PROBLEM DESCRIPTION →
Below is a block of records. Copy every line in it that contains the word "Steuerklasse".
## START
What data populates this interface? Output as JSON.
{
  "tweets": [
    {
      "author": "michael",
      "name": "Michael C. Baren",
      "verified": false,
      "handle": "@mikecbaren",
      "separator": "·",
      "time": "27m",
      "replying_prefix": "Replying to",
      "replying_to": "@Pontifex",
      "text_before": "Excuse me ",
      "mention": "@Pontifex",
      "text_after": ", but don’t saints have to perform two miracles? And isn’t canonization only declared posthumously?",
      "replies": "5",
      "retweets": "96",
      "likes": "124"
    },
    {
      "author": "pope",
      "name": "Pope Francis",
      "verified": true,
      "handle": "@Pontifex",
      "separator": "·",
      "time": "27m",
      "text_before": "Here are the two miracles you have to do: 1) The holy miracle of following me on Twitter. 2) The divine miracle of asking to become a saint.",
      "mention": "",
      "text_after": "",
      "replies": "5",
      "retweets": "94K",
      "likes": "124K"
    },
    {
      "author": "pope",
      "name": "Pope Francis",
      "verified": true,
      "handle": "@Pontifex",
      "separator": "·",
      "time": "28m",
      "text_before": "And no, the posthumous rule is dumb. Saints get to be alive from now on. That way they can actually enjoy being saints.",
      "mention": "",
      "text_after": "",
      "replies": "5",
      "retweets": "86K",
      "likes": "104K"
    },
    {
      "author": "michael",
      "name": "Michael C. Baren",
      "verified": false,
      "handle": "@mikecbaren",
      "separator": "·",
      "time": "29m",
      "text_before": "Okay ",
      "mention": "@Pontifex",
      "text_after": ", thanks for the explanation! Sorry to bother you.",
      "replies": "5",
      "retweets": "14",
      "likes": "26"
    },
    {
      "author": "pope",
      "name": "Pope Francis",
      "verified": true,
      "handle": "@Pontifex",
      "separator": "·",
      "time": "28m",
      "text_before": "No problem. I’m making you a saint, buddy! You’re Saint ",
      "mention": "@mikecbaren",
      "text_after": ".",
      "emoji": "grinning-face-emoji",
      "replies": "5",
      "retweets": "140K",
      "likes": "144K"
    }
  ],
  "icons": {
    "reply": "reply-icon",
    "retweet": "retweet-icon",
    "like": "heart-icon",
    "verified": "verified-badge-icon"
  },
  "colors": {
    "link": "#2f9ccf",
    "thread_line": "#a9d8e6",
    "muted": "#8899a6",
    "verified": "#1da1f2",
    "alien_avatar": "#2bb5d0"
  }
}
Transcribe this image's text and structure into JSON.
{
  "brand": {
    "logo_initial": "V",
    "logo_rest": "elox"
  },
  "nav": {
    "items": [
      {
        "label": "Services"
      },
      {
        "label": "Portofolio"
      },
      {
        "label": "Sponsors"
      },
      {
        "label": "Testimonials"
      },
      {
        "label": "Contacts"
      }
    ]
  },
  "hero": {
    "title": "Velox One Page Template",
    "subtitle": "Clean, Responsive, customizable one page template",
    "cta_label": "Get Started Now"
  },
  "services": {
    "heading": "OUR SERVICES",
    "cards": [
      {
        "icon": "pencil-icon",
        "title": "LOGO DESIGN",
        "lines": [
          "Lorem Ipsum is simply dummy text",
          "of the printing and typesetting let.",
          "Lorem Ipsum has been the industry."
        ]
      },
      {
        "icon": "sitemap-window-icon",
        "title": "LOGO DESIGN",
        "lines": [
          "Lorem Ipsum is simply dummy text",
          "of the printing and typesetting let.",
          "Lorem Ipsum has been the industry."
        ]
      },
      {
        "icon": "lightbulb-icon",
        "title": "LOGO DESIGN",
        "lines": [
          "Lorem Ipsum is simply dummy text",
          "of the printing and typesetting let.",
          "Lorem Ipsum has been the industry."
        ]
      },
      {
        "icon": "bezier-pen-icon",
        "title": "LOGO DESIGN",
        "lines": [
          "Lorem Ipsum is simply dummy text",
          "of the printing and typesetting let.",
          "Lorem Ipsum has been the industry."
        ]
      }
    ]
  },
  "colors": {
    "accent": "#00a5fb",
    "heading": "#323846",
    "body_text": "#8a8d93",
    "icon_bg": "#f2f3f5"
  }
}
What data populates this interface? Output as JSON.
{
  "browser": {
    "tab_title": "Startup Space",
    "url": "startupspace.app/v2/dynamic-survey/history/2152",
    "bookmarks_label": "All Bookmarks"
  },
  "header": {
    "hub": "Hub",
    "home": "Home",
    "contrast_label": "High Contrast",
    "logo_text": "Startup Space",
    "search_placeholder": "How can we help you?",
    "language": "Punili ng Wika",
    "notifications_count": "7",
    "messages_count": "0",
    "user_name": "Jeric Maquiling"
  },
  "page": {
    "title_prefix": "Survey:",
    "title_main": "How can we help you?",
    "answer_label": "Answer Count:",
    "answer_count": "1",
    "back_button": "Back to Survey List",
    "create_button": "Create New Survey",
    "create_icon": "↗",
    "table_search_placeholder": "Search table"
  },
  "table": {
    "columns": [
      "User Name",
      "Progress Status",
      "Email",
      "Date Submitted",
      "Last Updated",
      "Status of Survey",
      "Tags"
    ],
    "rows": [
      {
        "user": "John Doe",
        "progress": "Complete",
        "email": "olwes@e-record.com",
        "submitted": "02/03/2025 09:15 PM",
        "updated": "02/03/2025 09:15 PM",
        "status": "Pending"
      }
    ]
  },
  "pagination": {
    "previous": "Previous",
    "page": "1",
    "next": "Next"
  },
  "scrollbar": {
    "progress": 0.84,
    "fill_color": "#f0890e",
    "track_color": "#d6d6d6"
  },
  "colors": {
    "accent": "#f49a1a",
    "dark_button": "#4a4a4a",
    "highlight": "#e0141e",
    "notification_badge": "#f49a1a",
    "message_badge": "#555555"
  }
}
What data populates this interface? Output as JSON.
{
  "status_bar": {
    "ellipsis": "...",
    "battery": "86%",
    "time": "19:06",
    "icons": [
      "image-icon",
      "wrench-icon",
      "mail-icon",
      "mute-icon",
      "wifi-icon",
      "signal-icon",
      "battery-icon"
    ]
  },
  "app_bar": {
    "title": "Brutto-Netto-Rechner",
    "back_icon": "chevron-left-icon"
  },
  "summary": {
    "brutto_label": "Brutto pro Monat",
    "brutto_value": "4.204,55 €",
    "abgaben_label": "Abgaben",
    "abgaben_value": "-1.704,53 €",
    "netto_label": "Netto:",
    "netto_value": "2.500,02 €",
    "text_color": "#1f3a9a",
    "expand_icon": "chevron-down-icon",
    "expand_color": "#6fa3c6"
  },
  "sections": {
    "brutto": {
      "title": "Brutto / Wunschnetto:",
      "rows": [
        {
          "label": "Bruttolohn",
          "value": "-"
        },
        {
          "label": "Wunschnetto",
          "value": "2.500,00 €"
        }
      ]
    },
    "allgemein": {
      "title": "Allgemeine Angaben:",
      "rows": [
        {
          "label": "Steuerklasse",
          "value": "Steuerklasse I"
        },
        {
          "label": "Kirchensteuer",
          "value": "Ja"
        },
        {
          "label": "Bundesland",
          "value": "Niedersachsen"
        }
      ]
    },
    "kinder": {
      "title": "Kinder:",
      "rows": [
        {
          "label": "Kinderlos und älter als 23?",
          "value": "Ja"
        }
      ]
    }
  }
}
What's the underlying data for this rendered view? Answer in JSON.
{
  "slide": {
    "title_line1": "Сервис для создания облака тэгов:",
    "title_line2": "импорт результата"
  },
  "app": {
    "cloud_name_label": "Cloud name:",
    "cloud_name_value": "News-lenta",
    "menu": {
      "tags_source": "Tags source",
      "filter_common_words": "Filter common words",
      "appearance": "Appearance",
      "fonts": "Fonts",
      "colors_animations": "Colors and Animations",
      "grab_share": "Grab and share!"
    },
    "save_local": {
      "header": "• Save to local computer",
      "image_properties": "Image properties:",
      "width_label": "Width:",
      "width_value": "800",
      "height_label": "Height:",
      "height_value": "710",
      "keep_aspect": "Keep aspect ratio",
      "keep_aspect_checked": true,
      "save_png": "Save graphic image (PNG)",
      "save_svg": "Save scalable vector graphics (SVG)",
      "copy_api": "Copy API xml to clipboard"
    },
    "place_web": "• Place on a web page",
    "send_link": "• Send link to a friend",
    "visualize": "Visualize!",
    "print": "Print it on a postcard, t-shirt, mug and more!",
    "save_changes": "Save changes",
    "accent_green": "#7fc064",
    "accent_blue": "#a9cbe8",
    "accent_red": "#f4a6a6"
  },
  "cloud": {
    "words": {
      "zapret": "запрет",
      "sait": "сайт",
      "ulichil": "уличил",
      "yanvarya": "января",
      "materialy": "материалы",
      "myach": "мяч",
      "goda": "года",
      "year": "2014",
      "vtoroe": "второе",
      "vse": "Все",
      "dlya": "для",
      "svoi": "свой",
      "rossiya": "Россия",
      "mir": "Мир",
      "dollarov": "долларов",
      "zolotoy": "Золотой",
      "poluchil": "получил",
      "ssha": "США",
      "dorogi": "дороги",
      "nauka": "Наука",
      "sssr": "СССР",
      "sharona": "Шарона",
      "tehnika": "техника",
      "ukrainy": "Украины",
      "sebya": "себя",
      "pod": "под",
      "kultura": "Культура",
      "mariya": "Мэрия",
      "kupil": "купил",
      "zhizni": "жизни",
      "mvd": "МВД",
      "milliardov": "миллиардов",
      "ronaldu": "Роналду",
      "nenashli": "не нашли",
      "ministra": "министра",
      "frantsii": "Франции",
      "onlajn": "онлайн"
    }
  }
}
## END
THE RESULT →
          "label": "Steuerklasse",
          "value": "Steuerklasse I"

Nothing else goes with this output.